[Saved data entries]
- - -

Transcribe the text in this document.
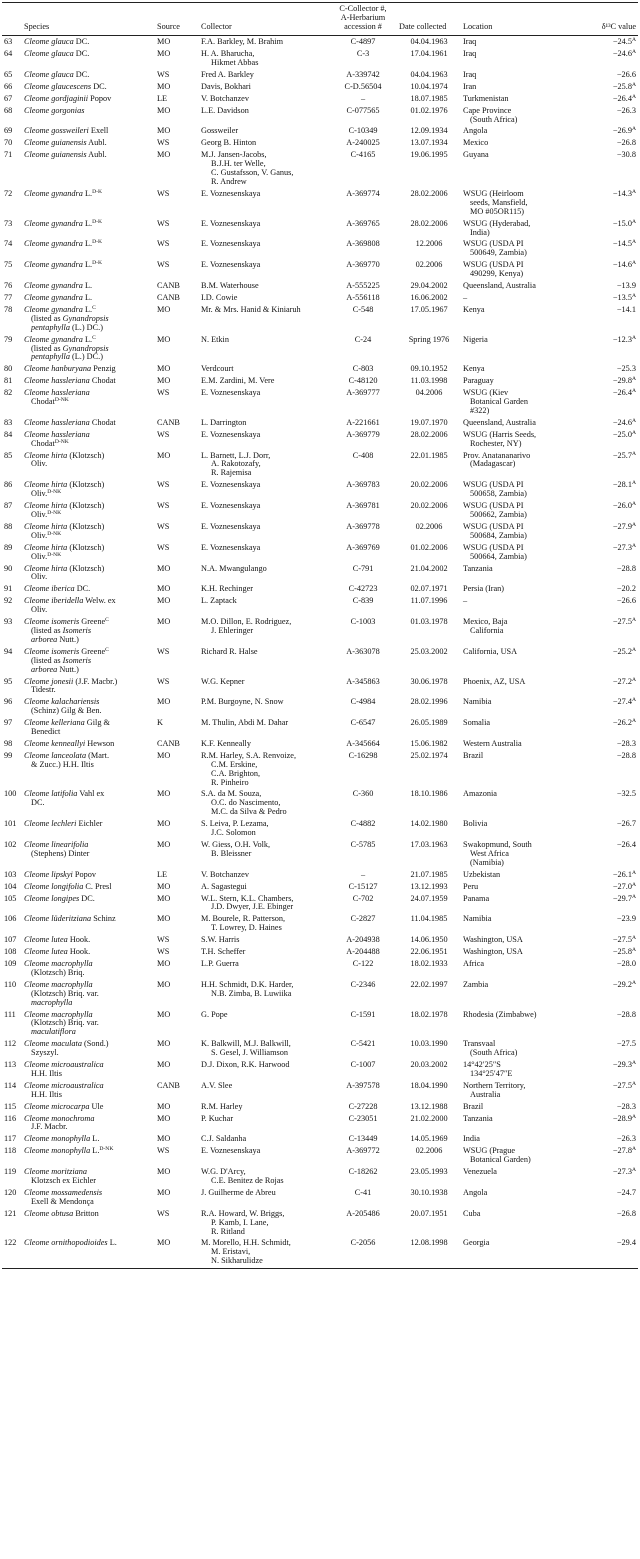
	Species	Source	Collector	C-Collector #,
A-Herbarium
accession #	Date collected	Location	δ¹³C value
63	Cleome glauca DC.	MO	F.A. Barkley, M. Brahim	C-4897	04.04.1963	Iraq	$-24.5^A$
64	Cleome glauca DC.	MO	H. A. Bharucha,
Hikmet Abbas	C-3	17.04.1961	Iraq	$-24.6^A$
65	Cleome glauca DC.	WS	Fred A. Barkley	A-339742	04.04.1963	Iraq	−26.6
66	Cleome glaucescens DC.	MO	Davis, Bokhari	C-D.56504	10.04.1974	Iran	$-25.8^A$
67	Cleome gordjaginii Popov	LE	V. Botchanzev	–	18.07.1985	Turkmenistan	$-26.4^A$
68	Cleome gorgonias	MO	L.E. Davidson	C-077565	01.02.1976	Cape Province
(South Africa)	−26.3
69	Cleome gossweileri Exell	MO	Gossweiler	C-10349	12.09.1934	Angola	$-26.9^A$
70	Cleome guianensis Aubl.	WS	Georg B. Hinton	A-240025	13.07.1934	Mexico	−26.8
71	Cleome guianensis Aubl.	MO	M.J. Jansen-Jacobs,
B.J.H. ter Welle,
C. Gustafsson, V. Ganus,
R. Andrew	C-4165	19.06.1995	Guyana	−30.8
72	Cleome gynandra L.$^{D-K}$	WS	E. Voznesenskaya	A-369774	28.02.2006	WSUG (Heirloom
seeds, Mansfield,
MO #05OR115)	$-14.3^A$
73	Cleome gynandra L.$^{D-K}$	WS	E. Voznesenskaya	A-369765	28.02.2006	WSUG (Hyderabad,
India)	$-15.0^A$
74	Cleome gynandra L.$^{D-K}$	WS	E. Voznesenskaya	A-369808	12.2006	WSUG (USDA PI
500649, Zambia)	$-14.5^A$
75	Cleome gynandra L.$^{D-K}$	WS	E. Voznesenskaya	A-369770	02.2006	WSUG (USDA PI
490299, Kenya)	$-14.6^A$
76	Cleome gynandra L.	CANB	B.M. Waterhouse	A-555225	29.04.2002	Queensland, Australia	−13.9
77	Cleome gynandra L.	CANB	I.D. Cowie	A-556118	16.06.2002	–	$-13.5^A$
78	Cleome gynandra L.$^C$
(listed as Gynandropsis
pentaphylla (L.) DC.)	MO	Mr. & Mrs. Hanid & Kiniaruh	C-548	17.05.1967	Kenya	−14.1
79	Cleome gynandra L.$^C$
(listed as Gynandropsis
pentaphylla (L.) DC.)	MO	N. Etkin	C-24	Spring 1976	Nigeria	$-12.3^A$
80	Cleome hanburyana Penzig	MO	Verdcourt	C-803	09.10.1952	Kenya	−25.3
81	Cleome hassleriana Chodat	MO	E.M. Zardini, M. Vere	C-48120	11.03.1998	Paraguay	$-29.8^A$
82	Cleome hassleriana
Chodat$^{D-NK}$	WS	E. Voznesenskaya	A-369777	04.2006	WSUG (Kiev
Botanical Garden
#322)	$-26.4^A$
83	Cleome hassleriana Chodat	CANB	L. Darrington	A-221661	19.07.1970	Queensland, Australia	$-24.6^A$
84	Cleome hassleriana
Chodat$^{D-NK}$	WS	E. Voznesenskaya	A-369779	28.02.2006	WSUG (Harris Seeds,
Rochester, NY)	$-25.0^A$
85	Cleome hirta (Klotzsch)
Oliv.	MO	L. Barnett, L.J. Dorr,
A. Rakotozafy,
R. Rajemisa	C-408	22.01.1985	Prov. Anatananarivo
(Madagascar)	$-25.7^A$
86	Cleome hirta (Klotzsch)
Oliv.$^{D-NK}$	WS	E. Voznesenskaya	A-369783	20.02.2006	WSUG (USDA PI
500658, Zambia)	$-28.1^A$
87	Cleome hirta (Klotzsch)
Oliv.$^{D-NK}$	WS	E. Voznesenskaya	A-369781	20.02.2006	WSUG (USDA PI
500662, Zambia)	$-26.0^A$
88	Cleome hirta (Klotzsch)
Oliv.$^{D-NK}$	WS	E. Voznesenskaya	A-369778	02.2006	WSUG (USDA PI
500684, Zambia)	$-27.9^A$
89	Cleome hirta (Klotzsch)
Oliv.$^{D-NK}$	WS	E. Voznesenskaya	A-369769	01.02.2006	WSUG (USDA PI
500664, Zambia)	$-27.3^A$
90	Cleome hirta (Klotzsch)
Oliv.	MO	N.A. Mwangulango	C-791	21.04.2002	Tanzania	−28.8
91	Cleome iberica DC.	MO	K.H. Rechinger	C-42723	02.07.1971	Persia (Iran)	−20.2
92	Cleome iberidella Welw. ex
Oliv.	MO	L. Zaptack	C-839	11.07.1996	–	−26.6
93	Cleome isomeris Greene$^C$
(listed as Isomeris
arborea Nutt.)	MO	M.O. Dillon, E. Rodriguez,
J. Ehleringer	C-1003	01.03.1978	Mexico, Baja
California	$-27.5^A$
94	Cleome isomeris Greene$^C$
(listed as Isomeris
arborea Nutt.)	WS	Richard R. Halse	A-363078	25.03.2002	California, USA	$-25.2^A$
95	Cleome jonesii (J.F. Macbr.)
Tidestr.	WS	W.G. Kepner	A-345863	30.06.1978	Phoenix, AZ, USA	$-27.2^A$
96	Cleome kalachariensis
(Schinz) Gilg & Ben.	MO	P.M. Burgoyne, N. Snow	C-4984	28.02.1996	Namibia	$-27.4^A$
97	Cleome kelleriana Gilg &
Benedict	K	M. Thulin, Abdi M. Dahar	C-6547	26.05.1989	Somalia	$-26.2^A$
98	Cleome kenneallyi Hewson	CANB	K.F. Kenneally	A-345664	15.06.1982	Western Australia	−28.3
99	Cleome lanceolata (Mart.
& Zucc.) H.H. Iltis	MO	R.M. Harley, S.A. Renvoize,
C.M. Erskine,
C.A. Brighton,
R. Pinheiro	C-16298	25.02.1974	Brazil	−28.8
100	Cleome latifolia Vahl ex
DC.	MO	S.A. da M. Souza,
O.C. do Nascimento,
M.C. da Silva & Pedro	C-360	18.10.1986	Amazonia	−32.5
101	Cleome lechleri Eichler	MO	S. Leiva, P. Lezama,
J.C. Solomon	C-4882	14.02.1980	Bolivia	−26.7
102	Cleome linearifolia
(Stephens) Dinter	MO	W. Giess, O.H. Volk,
B. Bleissner	C-5785	17.03.1963	Swakopmund, South
West Africa
(Namibia)	−26.4
103	Cleome lipskyi Popov	LE	V. Botchanzev	–	21.07.1985	Uzbekistan	$-26.1^A$
104	Cleome longifolia C. Presl	MO	A. Sagastegui	C-15127	13.12.1993	Peru	$-27.0^A$
105	Cleome longipes DC.	MO	W.L. Stern, K.L. Chambers,
J.D. Dwyer, J.E. Ebinger	C-702	24.07.1959	Panama	$-29.7^A$
106	Cleome lüderitziana Schinz	MO	M. Bourele, R. Patterson,
T. Lowrey, D. Haines	C-2827	11.04.1985	Namibia	−23.9
107	Cleome lutea Hook.	WS	S.W. Harris	A-204938	14.06.1950	Washington, USA	$-27.5^A$
108	Cleome lutea Hook.	WS	T.H. Scheffer	A-204488	22.06.1951	Washington, USA	$-25.8^A$
109	Cleome macrophylla
(Klotzsch) Briq.	MO	L.P. Guerra	C-122	18.02.1933	Africa	−28.0
110	Cleome macrophylla
(Klotzsch) Briq. var.
macrophylla	MO	H.H. Schmidt, D.K. Harder,
N.B. Zimba, B. Luwiika	C-2346	22.02.1997	Zambia	$-29.2^A$
111	Cleome macrophylla
(Klotzsch) Briq. var.
maculatiflora	MO	G. Pope	C-1591	18.02.1978	Rhodesia (Zimbabwe)	−28.8
112	Cleome maculata (Sond.)
Szyszyl.	MO	K. Balkwill, M.J. Balkwill,
S. Gesel, J. Williamson	C-5421	10.03.1990	Transvaal
(South Africa)	−27.5
113	Cleome microaustralica
H.H. Iltis	MO	D.J. Dixon, R.K. Harwood	C-1007	20.03.2002	14°42′25″S
134°25′47″E	$-29.3^A$
114	Cleome microaustralica
H.H. Iltis	CANB	A.V. Slee	A-397578	18.04.1990	Northern Territory,
Australia	$-27.5^A$
115	Cleome microcarpa Ule	MO	R.M. Harley	C-27228	13.12.1988	Brazil	−28.3
116	Cleome monochroma
J.F. Macbr.	MO	P. Kuchar	C-23051	21.02.2000	Tanzania	$-28.9^A$
117	Cleome monophylla L.	MO	C.J. Saldanha	C-13449	14.05.1969	India	−26.3
118	Cleome monophylla L.$^{D-NK}$	WS	E. Voznesenskaya	A-369772	02.2006	WSUG (Prague
Botanical Garden)	$-27.8^A$
119	Cleome moritziana
Klotzsch ex Eichler	MO	W.G. D'Arcy,
C.E. Benitez de Rojas	C-18262	23.05.1993	Venezuela	$-27.3^A$
120	Cleome mossamedensis
Exell & Mendonça	MO	J. Guilherme de Abreu	C-41	30.10.1938	Angola	−24.7
121	Cleome obtusa Britton	WS	R.A. Howard, W. Briggs,
P. Kamb, I. Lane,
R. Ritland	A-205486	20.07.1951	Cuba	−26.8
122	Cleome ornithopodioides L.	MO	M. Morello, H.H. Schmidt,
M. Eristavi,
N. Sikharulidze	C-2056	12.08.1998	Georgia	−29.4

- - -

> What the exercise asks: In the material above, find each line that contains the word "Gilg", and select it.

> The answer:
(Schinz) Gilg & Ben.	MO	P.M. Burgoyne, N. Snow	C-4984	28.02.1996	Namibia	$-27.4^A$
97	Cleome kelleriana Gilg &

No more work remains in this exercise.